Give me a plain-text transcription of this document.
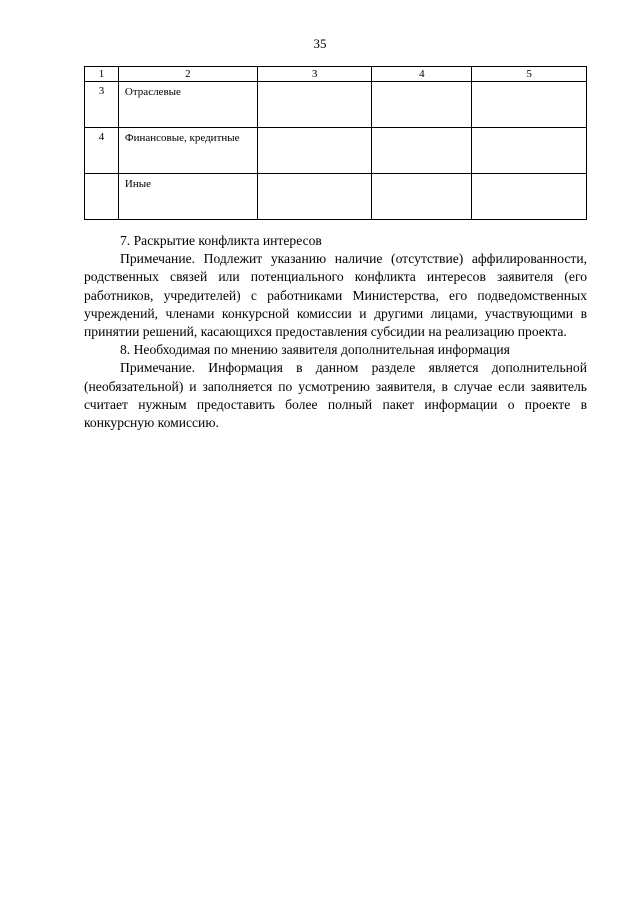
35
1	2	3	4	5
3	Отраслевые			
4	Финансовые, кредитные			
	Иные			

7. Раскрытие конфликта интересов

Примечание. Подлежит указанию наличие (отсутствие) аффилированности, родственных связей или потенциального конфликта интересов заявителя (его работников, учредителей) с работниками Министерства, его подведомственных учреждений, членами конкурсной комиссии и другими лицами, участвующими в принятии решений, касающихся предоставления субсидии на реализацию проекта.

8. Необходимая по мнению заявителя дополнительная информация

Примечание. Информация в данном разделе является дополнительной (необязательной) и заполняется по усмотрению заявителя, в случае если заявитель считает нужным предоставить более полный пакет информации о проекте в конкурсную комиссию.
────────────────────────────────────────
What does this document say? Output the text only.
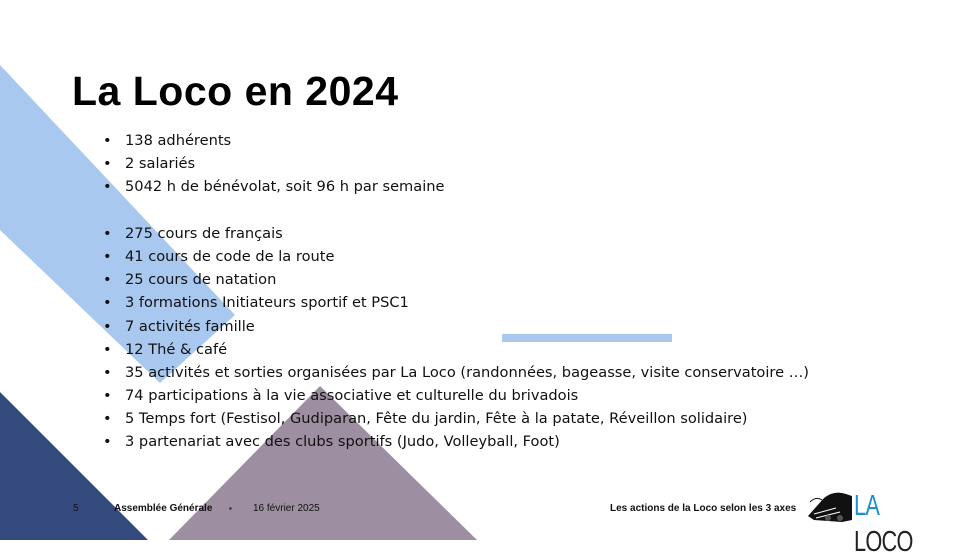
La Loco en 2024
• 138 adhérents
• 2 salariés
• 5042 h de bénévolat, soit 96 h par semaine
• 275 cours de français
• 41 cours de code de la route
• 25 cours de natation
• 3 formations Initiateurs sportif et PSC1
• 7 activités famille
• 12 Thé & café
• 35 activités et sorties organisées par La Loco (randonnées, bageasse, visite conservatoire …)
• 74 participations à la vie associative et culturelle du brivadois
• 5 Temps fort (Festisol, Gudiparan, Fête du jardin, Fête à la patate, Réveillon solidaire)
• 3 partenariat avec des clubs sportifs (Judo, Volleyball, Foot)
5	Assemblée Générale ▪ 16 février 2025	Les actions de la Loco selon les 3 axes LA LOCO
────────────────────────────────────────
# Exercise goal:
Report only how many lines in the listing contain the string "text".

# In response:
2